This Appendix A is part of, and is incorporated into, the prospectus.

Appendix A

Intermediary Sales Charge Discounts and Waivers

Specific intermediaries may have different policies and procedures regarding the availability of front-end sales load waivers or CDSC waivers, which are discussed below. In all instances, it is the purchaser’s responsibility to notify the fund or the purchaser’s financial intermediary at the time of purchase of any relationship or other facts qualifying the purchaser for sales charge waivers or discounts. For waivers and discounts not available through a particular intermediary, in order to receive these waivers or discounts shareholders will have to purchase fund shares through another intermediary offering such waivers or discounts or directly from the fund if the fund offers such waivers or discounts. Please see the section entitled “Sales Charges – What arrangement is best for you?” for more information on sales charges and waivers available for different classes.

Layout coordinate data:

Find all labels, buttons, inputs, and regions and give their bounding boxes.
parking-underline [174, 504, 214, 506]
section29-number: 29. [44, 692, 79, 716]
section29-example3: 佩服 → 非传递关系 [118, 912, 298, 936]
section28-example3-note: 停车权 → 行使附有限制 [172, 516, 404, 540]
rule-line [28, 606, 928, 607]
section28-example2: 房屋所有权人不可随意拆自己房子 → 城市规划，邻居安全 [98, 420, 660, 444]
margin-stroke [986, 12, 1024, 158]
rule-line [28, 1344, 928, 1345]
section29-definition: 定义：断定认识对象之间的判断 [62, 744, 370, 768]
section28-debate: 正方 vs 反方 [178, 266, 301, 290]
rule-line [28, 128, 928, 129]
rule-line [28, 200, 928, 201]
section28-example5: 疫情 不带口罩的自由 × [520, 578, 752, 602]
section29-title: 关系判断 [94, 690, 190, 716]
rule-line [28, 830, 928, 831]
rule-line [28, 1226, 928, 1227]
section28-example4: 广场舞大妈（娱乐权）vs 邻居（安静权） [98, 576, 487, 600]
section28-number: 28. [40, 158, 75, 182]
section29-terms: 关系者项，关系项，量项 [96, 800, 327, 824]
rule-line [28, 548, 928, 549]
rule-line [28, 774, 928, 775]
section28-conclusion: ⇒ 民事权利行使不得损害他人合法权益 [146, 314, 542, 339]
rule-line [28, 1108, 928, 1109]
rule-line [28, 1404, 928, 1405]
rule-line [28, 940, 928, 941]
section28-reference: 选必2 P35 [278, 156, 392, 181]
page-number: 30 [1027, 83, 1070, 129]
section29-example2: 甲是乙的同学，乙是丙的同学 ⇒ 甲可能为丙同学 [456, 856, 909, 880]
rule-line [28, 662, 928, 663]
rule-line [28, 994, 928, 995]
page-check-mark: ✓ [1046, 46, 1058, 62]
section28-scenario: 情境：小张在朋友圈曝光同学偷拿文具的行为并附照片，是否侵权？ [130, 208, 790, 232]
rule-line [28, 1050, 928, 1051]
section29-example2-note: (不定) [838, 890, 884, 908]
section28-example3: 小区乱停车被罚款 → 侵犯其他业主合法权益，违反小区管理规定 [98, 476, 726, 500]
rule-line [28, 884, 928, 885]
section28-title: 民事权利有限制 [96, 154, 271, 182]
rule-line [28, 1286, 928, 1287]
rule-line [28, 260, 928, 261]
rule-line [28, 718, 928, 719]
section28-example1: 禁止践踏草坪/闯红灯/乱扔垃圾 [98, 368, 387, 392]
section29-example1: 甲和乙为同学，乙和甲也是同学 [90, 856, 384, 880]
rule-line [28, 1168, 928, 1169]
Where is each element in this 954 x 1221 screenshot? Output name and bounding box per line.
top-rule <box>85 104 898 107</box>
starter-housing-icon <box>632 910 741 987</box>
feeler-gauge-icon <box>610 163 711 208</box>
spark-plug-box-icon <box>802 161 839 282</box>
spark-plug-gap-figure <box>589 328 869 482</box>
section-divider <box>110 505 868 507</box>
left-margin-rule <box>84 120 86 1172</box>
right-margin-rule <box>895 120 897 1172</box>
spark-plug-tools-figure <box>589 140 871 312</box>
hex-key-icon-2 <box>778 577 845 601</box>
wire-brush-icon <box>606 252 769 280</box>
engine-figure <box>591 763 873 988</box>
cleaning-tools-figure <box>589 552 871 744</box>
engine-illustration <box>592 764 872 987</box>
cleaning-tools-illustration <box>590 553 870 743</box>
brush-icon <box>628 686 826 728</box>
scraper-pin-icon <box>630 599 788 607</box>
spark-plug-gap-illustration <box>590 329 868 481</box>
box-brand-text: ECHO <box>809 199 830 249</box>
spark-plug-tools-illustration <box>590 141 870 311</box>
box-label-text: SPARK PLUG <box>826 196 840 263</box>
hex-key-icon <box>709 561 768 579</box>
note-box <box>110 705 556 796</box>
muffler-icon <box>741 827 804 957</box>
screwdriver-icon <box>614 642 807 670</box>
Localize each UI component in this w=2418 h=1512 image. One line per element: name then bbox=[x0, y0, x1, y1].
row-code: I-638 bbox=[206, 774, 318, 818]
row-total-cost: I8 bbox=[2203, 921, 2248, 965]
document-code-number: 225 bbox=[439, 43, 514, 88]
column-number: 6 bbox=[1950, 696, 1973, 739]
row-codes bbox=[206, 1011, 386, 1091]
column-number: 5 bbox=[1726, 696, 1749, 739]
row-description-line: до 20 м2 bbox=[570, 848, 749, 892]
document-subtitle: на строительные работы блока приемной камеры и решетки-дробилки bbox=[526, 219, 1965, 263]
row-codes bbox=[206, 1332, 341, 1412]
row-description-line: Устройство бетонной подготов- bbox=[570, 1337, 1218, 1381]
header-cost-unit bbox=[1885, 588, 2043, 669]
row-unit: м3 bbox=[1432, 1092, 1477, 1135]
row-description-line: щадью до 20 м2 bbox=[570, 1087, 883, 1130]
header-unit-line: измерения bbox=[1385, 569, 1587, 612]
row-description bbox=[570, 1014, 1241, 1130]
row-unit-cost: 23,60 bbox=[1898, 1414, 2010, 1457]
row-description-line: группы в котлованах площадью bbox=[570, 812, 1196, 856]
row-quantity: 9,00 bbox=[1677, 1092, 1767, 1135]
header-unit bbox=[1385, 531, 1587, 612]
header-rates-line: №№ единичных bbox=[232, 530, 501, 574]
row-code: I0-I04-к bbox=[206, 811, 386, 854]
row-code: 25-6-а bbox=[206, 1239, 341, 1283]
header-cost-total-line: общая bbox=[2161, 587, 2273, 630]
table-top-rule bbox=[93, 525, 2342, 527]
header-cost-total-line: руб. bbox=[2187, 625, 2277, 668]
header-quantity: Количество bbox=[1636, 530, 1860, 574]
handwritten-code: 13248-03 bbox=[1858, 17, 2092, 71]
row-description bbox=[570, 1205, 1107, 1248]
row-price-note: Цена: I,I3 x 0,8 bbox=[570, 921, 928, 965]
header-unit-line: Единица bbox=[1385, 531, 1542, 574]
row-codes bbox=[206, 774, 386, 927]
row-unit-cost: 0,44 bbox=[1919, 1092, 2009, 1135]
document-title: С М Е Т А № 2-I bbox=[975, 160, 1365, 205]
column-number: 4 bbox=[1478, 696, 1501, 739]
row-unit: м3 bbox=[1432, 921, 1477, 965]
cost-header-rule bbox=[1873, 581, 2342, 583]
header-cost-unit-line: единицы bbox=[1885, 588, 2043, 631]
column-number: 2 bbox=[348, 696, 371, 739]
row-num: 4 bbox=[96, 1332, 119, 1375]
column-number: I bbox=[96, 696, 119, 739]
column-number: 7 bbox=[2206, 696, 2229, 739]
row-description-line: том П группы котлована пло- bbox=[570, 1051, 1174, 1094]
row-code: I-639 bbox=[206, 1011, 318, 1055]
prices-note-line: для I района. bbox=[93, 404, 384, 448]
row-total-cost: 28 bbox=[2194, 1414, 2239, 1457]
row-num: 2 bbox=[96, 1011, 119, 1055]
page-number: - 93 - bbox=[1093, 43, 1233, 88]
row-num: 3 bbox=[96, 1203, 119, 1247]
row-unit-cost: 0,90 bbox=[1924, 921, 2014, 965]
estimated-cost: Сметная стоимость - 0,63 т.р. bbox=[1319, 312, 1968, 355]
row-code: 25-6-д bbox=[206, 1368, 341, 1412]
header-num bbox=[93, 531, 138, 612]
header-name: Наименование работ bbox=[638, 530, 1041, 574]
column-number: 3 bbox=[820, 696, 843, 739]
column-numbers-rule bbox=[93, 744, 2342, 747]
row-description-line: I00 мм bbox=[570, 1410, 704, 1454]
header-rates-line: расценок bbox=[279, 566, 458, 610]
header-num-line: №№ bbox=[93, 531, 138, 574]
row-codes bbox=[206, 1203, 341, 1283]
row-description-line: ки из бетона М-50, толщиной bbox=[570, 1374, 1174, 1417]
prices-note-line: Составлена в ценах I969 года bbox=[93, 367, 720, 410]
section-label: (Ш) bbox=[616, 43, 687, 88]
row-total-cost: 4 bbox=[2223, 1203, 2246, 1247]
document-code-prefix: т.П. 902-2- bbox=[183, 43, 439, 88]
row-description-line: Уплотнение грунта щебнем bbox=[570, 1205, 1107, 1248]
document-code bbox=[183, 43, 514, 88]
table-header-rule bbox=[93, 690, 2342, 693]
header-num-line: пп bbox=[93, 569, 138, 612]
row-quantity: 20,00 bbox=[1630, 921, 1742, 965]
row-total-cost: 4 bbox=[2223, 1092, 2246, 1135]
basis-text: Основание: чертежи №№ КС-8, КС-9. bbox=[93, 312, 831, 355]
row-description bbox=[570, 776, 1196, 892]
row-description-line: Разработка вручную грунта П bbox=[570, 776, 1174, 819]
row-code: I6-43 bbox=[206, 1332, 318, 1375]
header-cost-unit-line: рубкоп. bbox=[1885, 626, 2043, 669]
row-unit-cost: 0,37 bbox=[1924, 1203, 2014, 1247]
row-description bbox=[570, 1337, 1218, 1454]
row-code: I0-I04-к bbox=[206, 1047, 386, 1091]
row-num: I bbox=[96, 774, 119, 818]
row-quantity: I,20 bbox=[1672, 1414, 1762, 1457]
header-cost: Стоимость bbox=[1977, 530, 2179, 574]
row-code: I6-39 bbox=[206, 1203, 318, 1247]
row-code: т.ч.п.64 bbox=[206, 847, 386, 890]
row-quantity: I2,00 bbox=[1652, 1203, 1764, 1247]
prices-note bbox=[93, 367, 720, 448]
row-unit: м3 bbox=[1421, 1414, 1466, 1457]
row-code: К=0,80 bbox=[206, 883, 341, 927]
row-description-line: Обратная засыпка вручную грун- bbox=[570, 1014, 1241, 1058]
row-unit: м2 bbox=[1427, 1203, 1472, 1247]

▶ **Problem requirements**:
According to the appendix on intermediary sales charge discounts and waivers, whose responsibility is it to notify the fund or financial intermediary of facts qualifying for a sales charge waiver or discount?

▶ **Solution**:
It is the purchaser's responsibility.